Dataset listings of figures
==================================================
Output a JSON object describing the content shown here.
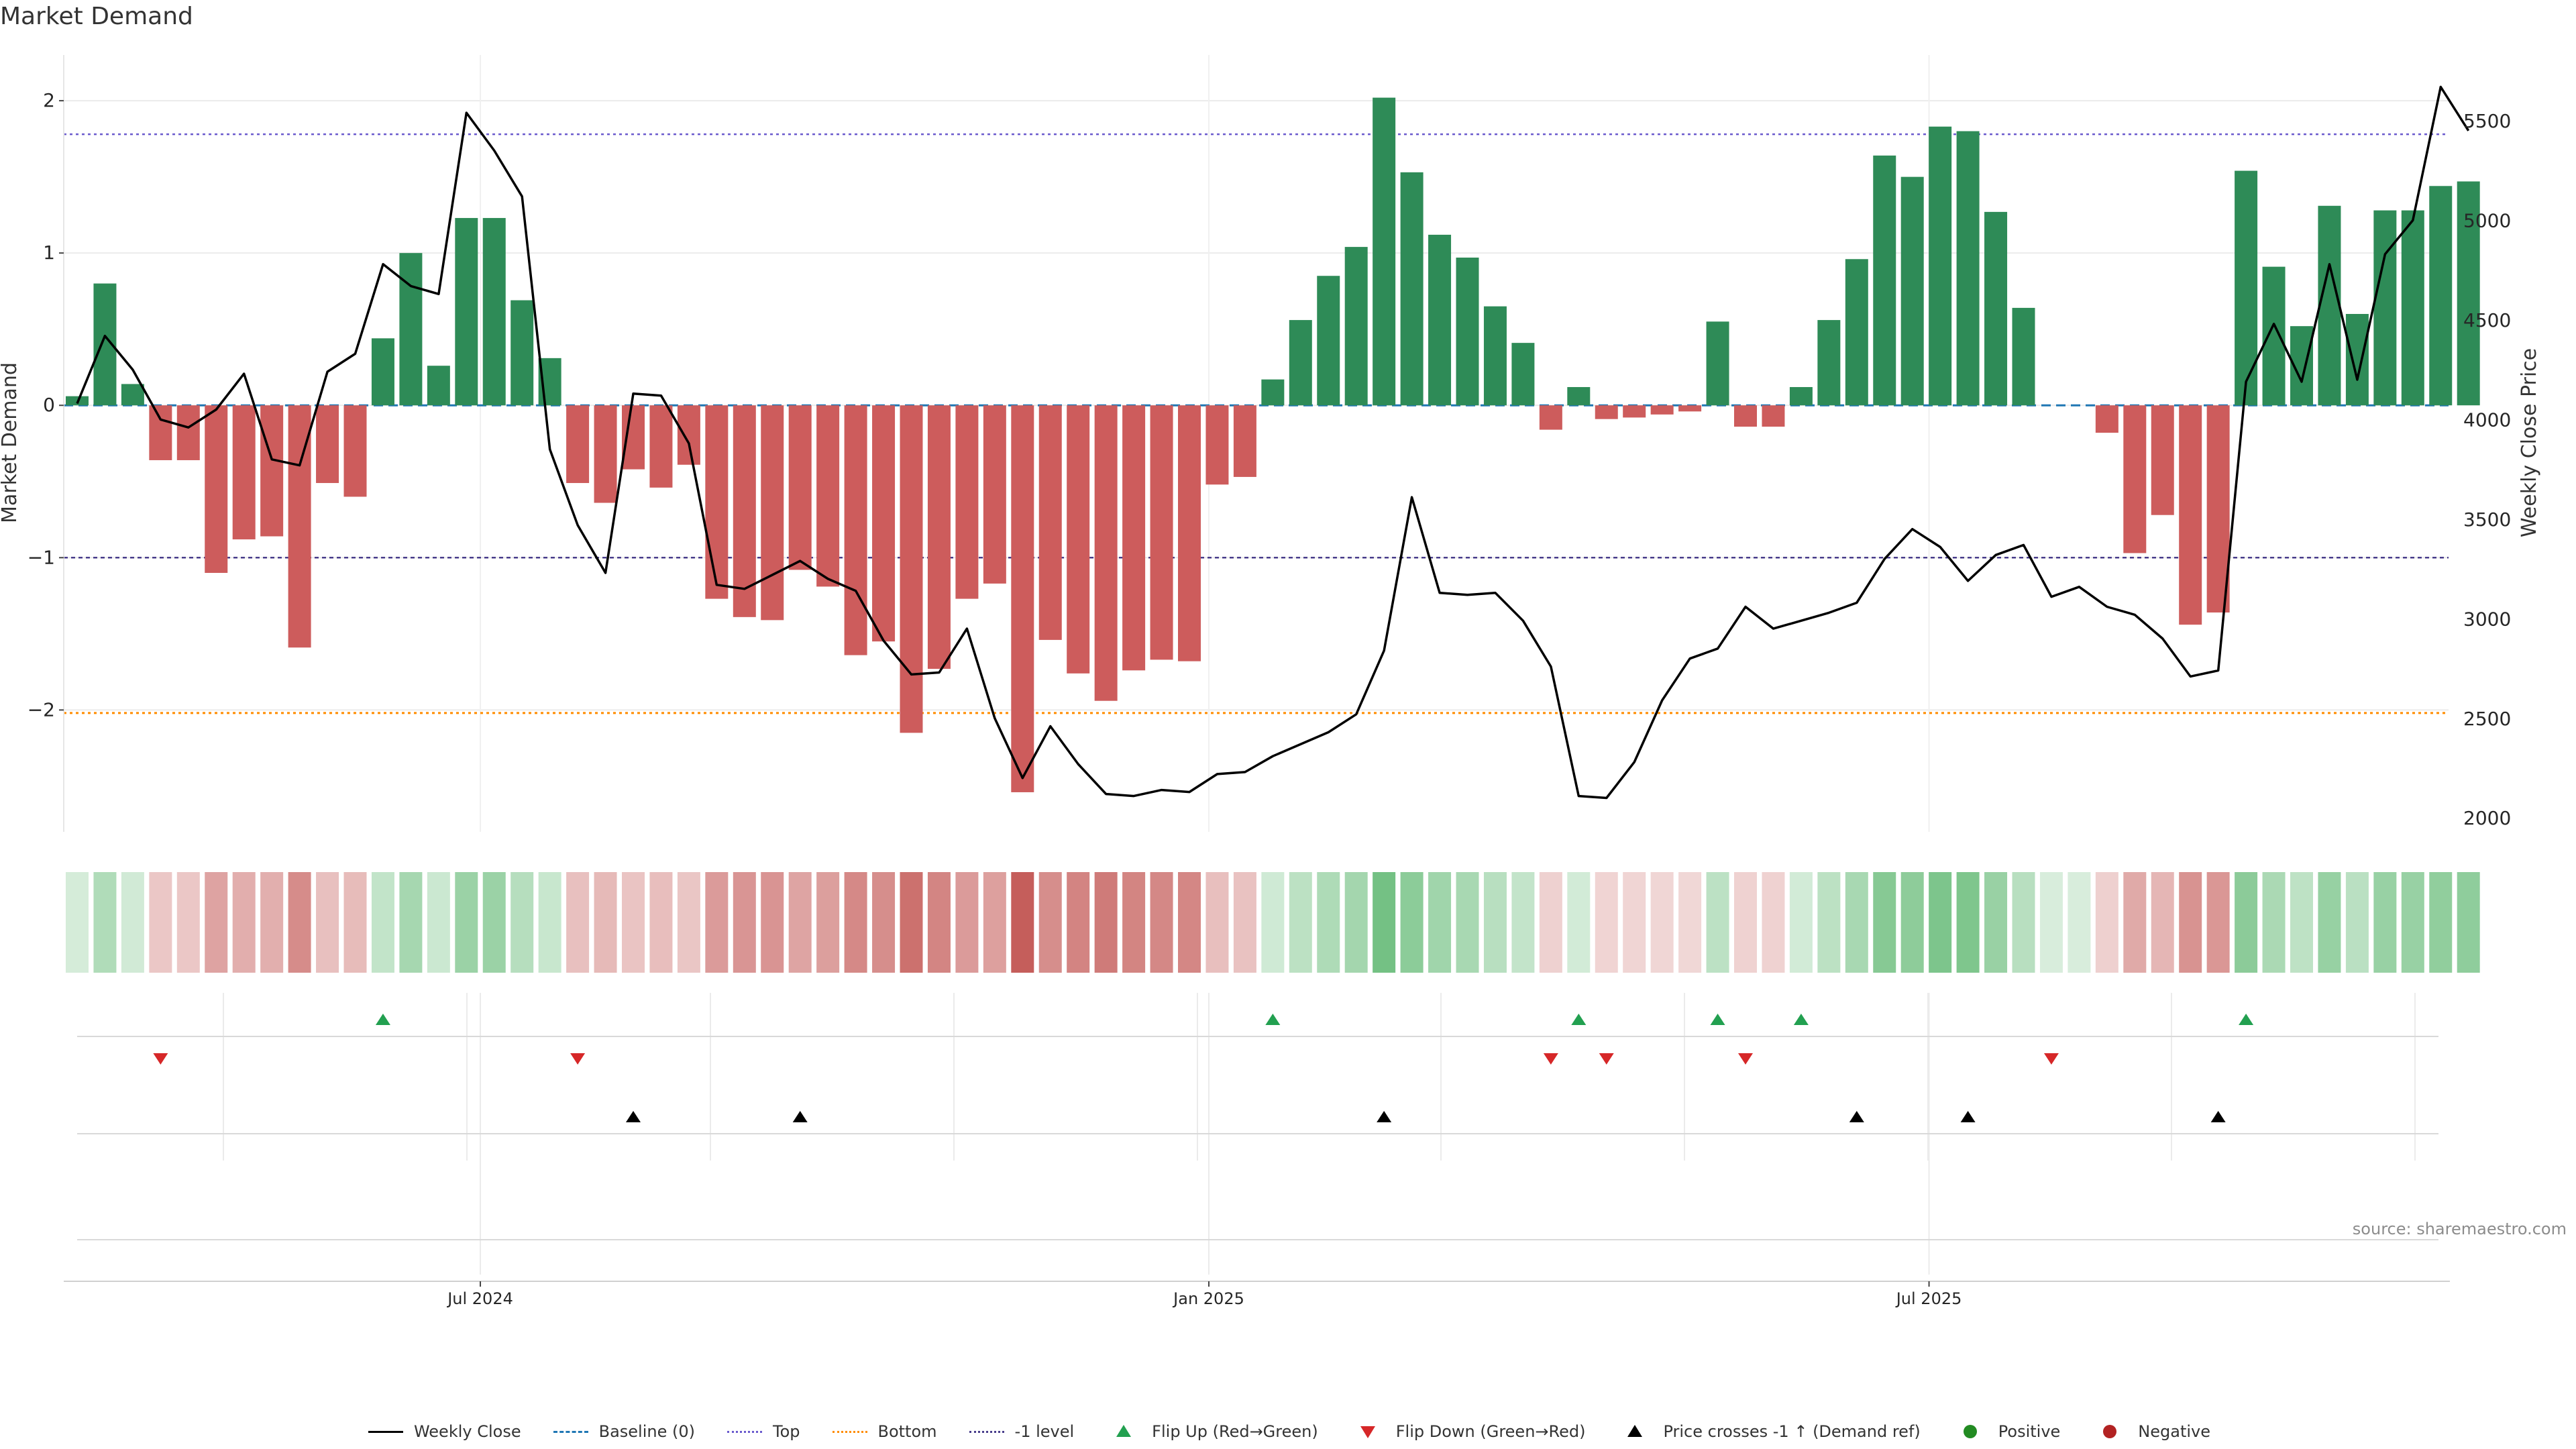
{
  "title": "Market Demand",
  "source": "source: sharemaestro.com",
  "colors": {
    "positive": "#2e8b57",
    "negative": "#cd5c5c",
    "price": "#000000",
    "top": "#6a5acd",
    "bottom": "#ff8c00",
    "minus1": "#483d8b",
    "baseline": "#1f77b4",
    "flip_up": "#22a050",
    "flip_down": "#d62728",
    "cross": "#000000",
    "dot_pos": "#228b22",
    "dot_neg": "#b22222"
  },
  "legend": [
    {
      "label": "Weekly Close",
      "type": "solid",
      "color": "#000000"
    },
    {
      "label": "Baseline (0)",
      "type": "dashed",
      "color": "#1f77b4"
    },
    {
      "label": "Top",
      "type": "dotted",
      "color": "#6a5acd"
    },
    {
      "label": "Bottom",
      "type": "dotted",
      "color": "#ff8c00"
    },
    {
      "label": "-1 level",
      "type": "dotted",
      "color": "#483d8b"
    },
    {
      "label": "Flip Up (Red→Green)",
      "type": "tri-up",
      "color": "#22a050"
    },
    {
      "label": "Flip Down (Green→Red)",
      "type": "tri-down",
      "color": "#d62728"
    },
    {
      "label": "Price crosses -1 ↑ (Demand ref)",
      "type": "tri-up",
      "color": "#000000"
    },
    {
      "label": "Positive",
      "type": "dot",
      "color": "#228b22"
    },
    {
      "label": "Negative",
      "type": "dot",
      "color": "#b22222"
    }
  ],
  "chart_data": {
    "type": "bar",
    "title": "Market Demand",
    "ylabel": "Market Demand",
    "y2label": "Weekly Close Price",
    "ylim": [
      -2.8,
      2.3
    ],
    "y2lim": [
      1930,
      5830
    ],
    "yticks": [
      {
        "value": 2,
        "label": "2"
      },
      {
        "value": 1,
        "label": "1"
      },
      {
        "value": 0,
        "label": "0"
      },
      {
        "value": -1,
        "label": "−1"
      },
      {
        "value": -2,
        "label": "−2"
      }
    ],
    "y2ticks": [
      2000,
      2500,
      3000,
      3500,
      4000,
      4500,
      5000,
      5500
    ],
    "xticks": [
      {
        "index": 14.5,
        "label": "Jul 2024"
      },
      {
        "index": 40.7,
        "label": "Jan 2025"
      },
      {
        "index": 66.6,
        "label": "Jul 2025"
      }
    ],
    "levels": {
      "top": 1.78,
      "bottom": -2.02,
      "minus1": -1.0,
      "baseline": 0
    },
    "demand": [
      0.06,
      0.8,
      0.14,
      -0.36,
      -0.36,
      -1.1,
      -0.88,
      -0.86,
      -1.59,
      -0.51,
      -0.6,
      0.44,
      1.0,
      0.26,
      1.23,
      1.23,
      0.69,
      0.31,
      -0.51,
      -0.64,
      -0.42,
      -0.54,
      -0.39,
      -1.27,
      -1.39,
      -1.41,
      -1.08,
      -1.19,
      -1.64,
      -1.55,
      -2.15,
      -1.73,
      -1.27,
      -1.17,
      -2.54,
      -1.54,
      -1.76,
      -1.94,
      -1.74,
      -1.67,
      -1.68,
      -0.52,
      -0.47,
      0.17,
      0.56,
      0.85,
      1.04,
      2.02,
      1.53,
      1.12,
      0.97,
      0.65,
      0.41,
      -0.16,
      0.12,
      -0.09,
      -0.08,
      -0.06,
      -0.04,
      0.55,
      -0.14,
      -0.14,
      0.12,
      0.56,
      0.96,
      1.64,
      1.5,
      1.83,
      1.8,
      1.27,
      0.64,
      0.0,
      0.0,
      -0.18,
      -0.97,
      -0.72,
      -1.44,
      -1.36,
      1.54,
      0.91,
      0.52,
      1.31,
      0.6,
      1.28,
      1.28,
      1.44,
      1.47
    ],
    "price": [
      4080,
      4420,
      4250,
      4000,
      3960,
      4050,
      4230,
      3800,
      3770,
      4240,
      4330,
      4780,
      4670,
      4630,
      5540,
      5350,
      5120,
      3850,
      3470,
      3230,
      4130,
      4120,
      3880,
      3170,
      3150,
      3220,
      3290,
      3200,
      3140,
      2890,
      2720,
      2730,
      2950,
      2500,
      2200,
      2460,
      2270,
      2120,
      2110,
      2140,
      2130,
      2220,
      2230,
      2310,
      2370,
      2430,
      2520,
      2840,
      3610,
      3130,
      3120,
      3130,
      2990,
      2760,
      2110,
      2100,
      2280,
      2590,
      2800,
      2850,
      3060,
      2950,
      2990,
      3030,
      3080,
      3300,
      3450,
      3360,
      3190,
      3320,
      3370,
      3110,
      3160,
      3060,
      3020,
      2900,
      2710,
      2740,
      4190,
      4480,
      4190,
      4780,
      4200,
      4830,
      5000,
      5670,
      5450
    ],
    "flip_up": [
      11,
      43,
      54,
      59,
      62,
      78
    ],
    "flip_down": [
      3,
      18,
      53,
      55,
      60,
      71
    ],
    "price_cross": [
      20,
      26,
      47,
      64,
      68,
      77
    ]
  }
}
==================================================
Given request
Filter the records above for "Weekly" and copy every matching line.

Complete answer
      "label": "Weekly Close",
    "y2label": "Weekly Close Price",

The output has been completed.